• _Goal of the exercise_
Find the string "találhatók" in the entries and copy each line that has it.

• _Input material_

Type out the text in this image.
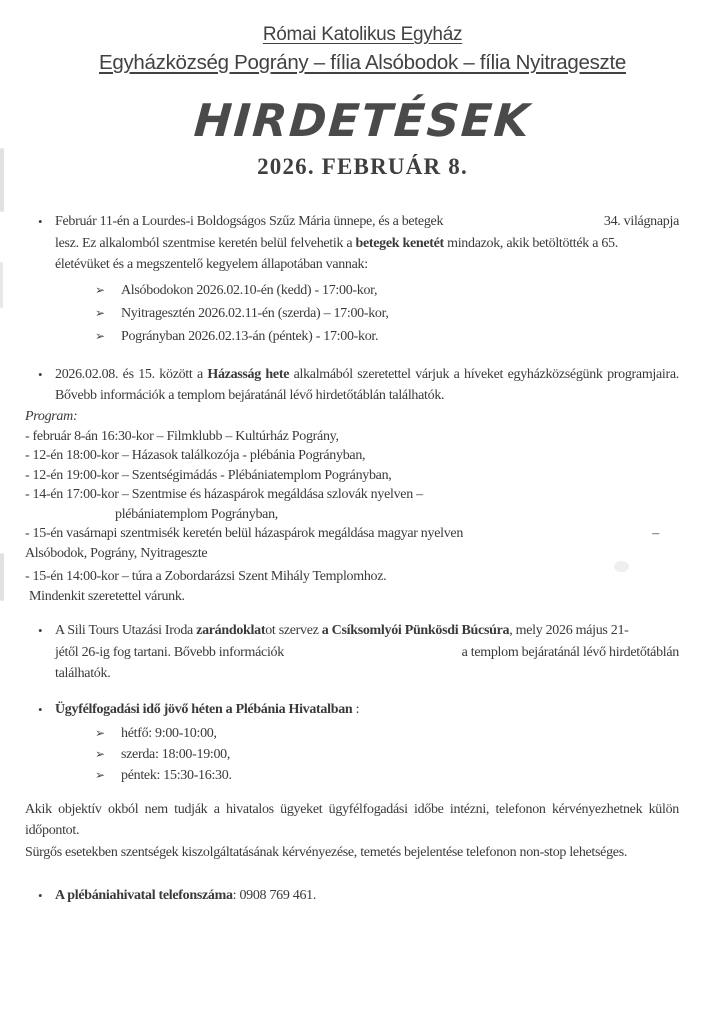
Római Katolikus Egyház
Egyházközség Pográny – fília Alsóbodok – fília Nyitrageszte
HIRDETÉSEK
2026. FEBRUÁR 8.
• Február 11-én a Lourdes-i Boldogságos Szűz Mária ünnepe, és a betegek	34. világnapja
lesz. Ez alkalomból szentmise keretén belül felvehetik a betegek kenetét mindazok, akik betöltötték a 65.
életévüket és a megszentelő kegyelem állapotában vannak:
➢ Alsóbodokon 2026.02.10-én (kedd) - 17:00-kor,
➢ Nyitragesztén 2026.02.11-én (szerda) – 17:00-kor,
➢ Pogrányban 2026.02.13-án (péntek) - 17:00-kor.
• 2026.02.08. és 15. között a Házasság hete alkalmából szeretettel várjuk a híveket egyházközségünk programjaira. Bővebb információk a templom bejáratánál lévő hirdetőtáblán találhatók.
Program:
- február 8-án 16:30-kor – Filmklubb – Kultúrház Pográny,
- 12-én 18:00-kor – Házasok találkozója - plébánia Pogrányban,
- 12-én 19:00-kor – Szentségimádás - Plébániatemplom Pogrányban,
- 14-én 17:00-kor – Szentmise és házaspárok megáldása szlovák nyelven –
plébániatemplom Pogrányban,
- 15-én vasárnapi szentmisék keretén belül házaspárok megáldása magyar nyelven	–
Alsóbodok, Pográny, Nyitrageszte
- 15-én 14:00-kor – túra a Zobordarázsi Szent Mihály Templomhoz.
Mindenkit szeretettel várunk.
• A Sili Tours Utazási Iroda zarándoklatot szervez a Csíksomlyói Pünkösdi Búcsúra, mely 2026 május 21-
jétől 26-ig fog tartani. Bővebb információk	a templom bejáratánál lévő hirdetőtáblán
találhatók.
• Ügyfélfogadási idő jövő héten a Plébánia Hivatalban :
➢ hétfő: 9:00-10:00,
➢ szerda: 18:00-19:00,
➢ péntek: 15:30-16:30.

Akik objektív okból nem tudják a hivatalos ügyeket ügyfélfogadási időbe intézni, telefonon kérvényezhetnek külön időpontot.

Sürgős esetekben szentségek kiszolgáltatásának kérvényezése, temetés bejelentése telefonon non-stop lehetséges.

• A plébániahivatal telefonszáma: 0908 769 461.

• _Problem solution_
• 2026.02.08. és 15. között a Házasság hete alkalmából szeretettel várjuk a híveket egyházközségünk programjaira. Bővebb információk a templom bejáratánál lévő hirdetőtáblán találhatók.
találhatók.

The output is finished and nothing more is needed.